> [PROBLEM DESCRIPTION]
Output the full listing below exactly as it reads, and skip anything that is a picture.

------------------------------------

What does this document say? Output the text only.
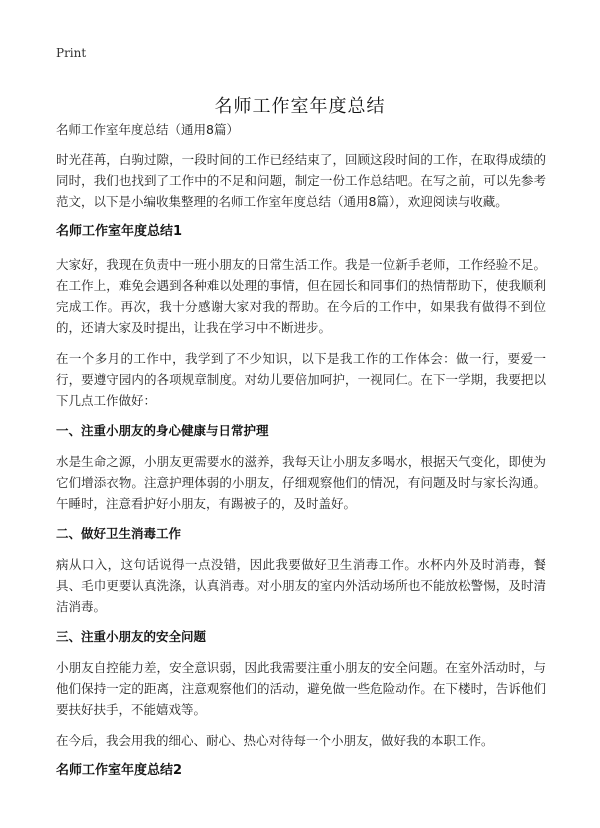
Print
名师工作室年度总结
名师工作室年度总结（通用8篇）

时光荏苒，白驹过隙，一段时间的工作已经结束了，回顾这段时间的工作，在取得成绩的同时，我们也找到了工作中的不足和问题，制定一份工作总结吧。在写之前，可以先参考范文，以下是小编收集整理的名师工作室年度总结（通用8篇），欢迎阅读与收藏。

名师工作室年度总结1

大家好，我现在负责中一班小朋友的日常生活工作。我是一位新手老师，工作经验不足。在工作上，难免会遇到各种难以处理的事情，但在园长和同事们的热情帮助下，使我顺利完成工作。再次，我十分感谢大家对我的帮助。在今后的工作中，如果我有做得不到位的，还请大家及时提出，让我在学习中不断进步。

在一个多月的工作中，我学到了不少知识，以下是我工作的工作体会：做一行，要爱一行，要遵守园内的各项规章制度。对幼儿要倍加呵护，一视同仁。在下一学期，我要把以下几点工作做好：

一、注重小朋友的身心健康与日常护理

水是生命之源，小朋友更需要水的滋养，我每天让小朋友多喝水，根据天气变化，即使为它们增添衣物。注意护理体弱的小朋友，仔细观察他们的情况，有问题及时与家长沟通。午睡时，注意看护好小朋友，有踢被子的，及时盖好。

二、做好卫生消毒工作

病从口入，这句话说得一点没错，因此我要做好卫生消毒工作。水杯内外及时消毒，餐具、毛巾更要认真洗涤，认真消毒。对小朋友的室内外活动场所也不能放松警惕，及时清洁消毒。

三、注重小朋友的安全问题

小朋友自控能力差，安全意识弱，因此我需要注重小朋友的安全问题。在室外活动时，与他们保持一定的距离，注意观察他们的活动，避免做一些危险动作。在下楼时，告诉他们要扶好扶手，不能嬉戏等。

在今后，我会用我的细心、耐心、热心对待每一个小朋友，做好我的本职工作。

名师工作室年度总结2
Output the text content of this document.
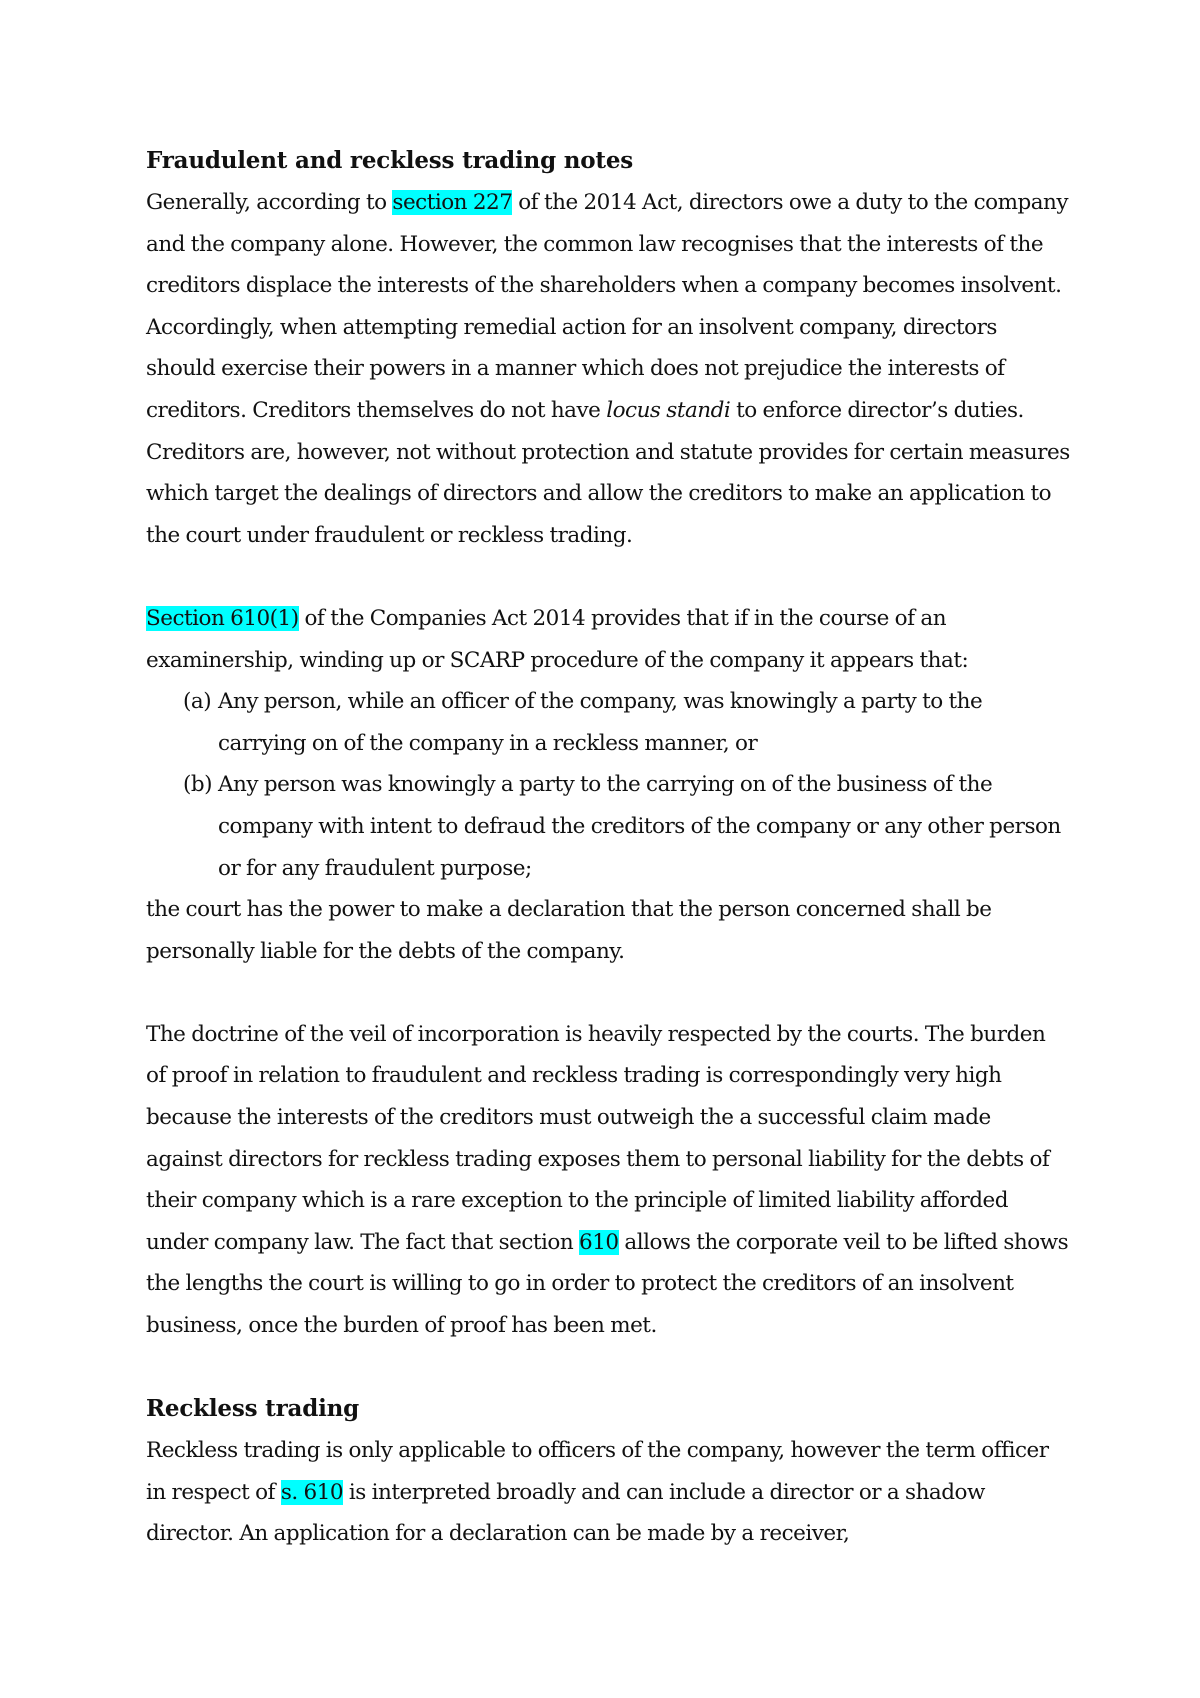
Fraudulent and reckless trading notes
Generally, according to section 227 of the 2014 Act, directors owe a duty to the company and the company alone. However, the common law recognises that the interests of the creditors displace the interests of the shareholders when a company becomes insolvent. Accordingly, when attempting remedial action for an insolvent company, directors should exercise their powers in a manner which does not prejudice the interests of creditors. Creditors themselves do not have locus standi to enforce director’s duties. Creditors are, however, not without protection and statute provides for certain measures which target the dealings of directors and allow the creditors to make an application to the court under fraudulent or reckless trading.
Section 610(1) of the Companies Act 2014 provides that if in the course of an examinership, winding up or SCARP procedure of the company it appears that:
(a) Any person, while an officer of the company, was knowingly a party to the carrying on of the company in a reckless manner, or
(b) Any person was knowingly a party to the carrying on of the business of the company with intent to defraud the creditors of the company or any other person or for any fraudulent purpose;
the court has the power to make a declaration that the person concerned shall be personally liable for the debts of the company.
The doctrine of the veil of incorporation is heavily respected by the courts. The burden of proof in relation to fraudulent and reckless trading is correspondingly very high because the interests of the creditors must outweigh the a successful claim made against directors for reckless trading exposes them to personal liability for the debts of their company which is a rare exception to the principle of limited liability afforded under company law. The fact that section 610 allows the corporate veil to be lifted shows the lengths the court is willing to go in order to protect the creditors of an insolvent business, once the burden of proof has been met.
Reckless trading
Reckless trading is only applicable to officers of the company, however the term officer in respect of s. 610 is interpreted broadly and can include a director or a shadow director. An application for a declaration can be made by a receiver,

------------------------------------

> [FINISHED TASK]
What does this document say? Output the text only.
Print
名师工作室年度总结
名师工作室年度总结（通用8篇）

时光荏苒，白驹过隙，一段时间的工作已经结束了，回顾这段时间的工作，在取得成绩的同时，我们也找到了工作中的不足和问题，制定一份工作总结吧。在写之前，可以先参考范文，以下是小编收集整理的名师工作室年度总结（通用8篇），欢迎阅读与收藏。

名师工作室年度总结1

大家好，我现在负责中一班小朋友的日常生活工作。我是一位新手老师，工作经验不足。在工作上，难免会遇到各种难以处理的事情，但在园长和同事们的热情帮助下，使我顺利完成工作。再次，我十分感谢大家对我的帮助。在今后的工作中，如果我有做得不到位的，还请大家及时提出，让我在学习中不断进步。

在一个多月的工作中，我学到了不少知识，以下是我工作的工作体会：做一行，要爱一行，要遵守园内的各项规章制度。对幼儿要倍加呵护，一视同仁。在下一学期，我要把以下几点工作做好：

一、注重小朋友的身心健康与日常护理

水是生命之源，小朋友更需要水的滋养，我每天让小朋友多喝水，根据天气变化，即使为它们增添衣物。注意护理体弱的小朋友，仔细观察他们的情况，有问题及时与家长沟通。午睡时，注意看护好小朋友，有踢被子的，及时盖好。

二、做好卫生消毒工作

病从口入，这句话说得一点没错，因此我要做好卫生消毒工作。水杯内外及时消毒，餐具、毛巾更要认真洗涤，认真消毒。对小朋友的室内外活动场所也不能放松警惕，及时清洁消毒。

三、注重小朋友的安全问题

小朋友自控能力差，安全意识弱，因此我需要注重小朋友的安全问题。在室外活动时，与他们保持一定的距离，注意观察他们的活动，避免做一些危险动作。在下楼时，告诉他们要扶好扶手，不能嬉戏等。

在今后，我会用我的细心、耐心、热心对待每一个小朋友，做好我的本职工作。

名师工作室年度总结2
Output the text content of this document.
Fraudulent and reckless trading notes
Generally, according to section 227 of the 2014 Act, directors owe a duty to the company and the company alone. However, the common law recognises that the interests of the creditors displace the interests of the shareholders when a company becomes insolvent. Accordingly, when attempting remedial action for an insolvent company, directors should exercise their powers in a manner which does not prejudice the interests of creditors. Creditors themselves do not have locus standi to enforce director’s duties. Creditors are, however, not without protection and statute provides for certain measures which target the dealings of directors and allow the creditors to make an application to the court under fraudulent or reckless trading.
Section 610(1) of the Companies Act 2014 provides that if in the course of an examinership, winding up or SCARP procedure of the company it appears that:
(a) Any person, while an officer of the company, was knowingly a party to the carrying on of the company in a reckless manner, or
(b) Any person was knowingly a party to the carrying on of the business of the company with intent to defraud the creditors of the company or any other person or for any fraudulent purpose;
the court has the power to make a declaration that the person concerned shall be personally liable for the debts of the company.
The doctrine of the veil of incorporation is heavily respected by the courts. The burden of proof in relation to fraudulent and reckless trading is correspondingly very high because the interests of the creditors must outweigh the a successful claim made against directors for reckless trading exposes them to personal liability for the debts of their company which is a rare exception to the principle of limited liability afforded under company law. The fact that section 610 allows the corporate veil to be lifted shows the lengths the court is willing to go in order to protect the creditors of an insolvent business, once the burden of proof has been met.
Reckless trading
Reckless trading is only applicable to officers of the company, however the term officer in respect of s. 610 is interpreted broadly and can include a director or a shadow director. An application for a declaration can be made by a receiver,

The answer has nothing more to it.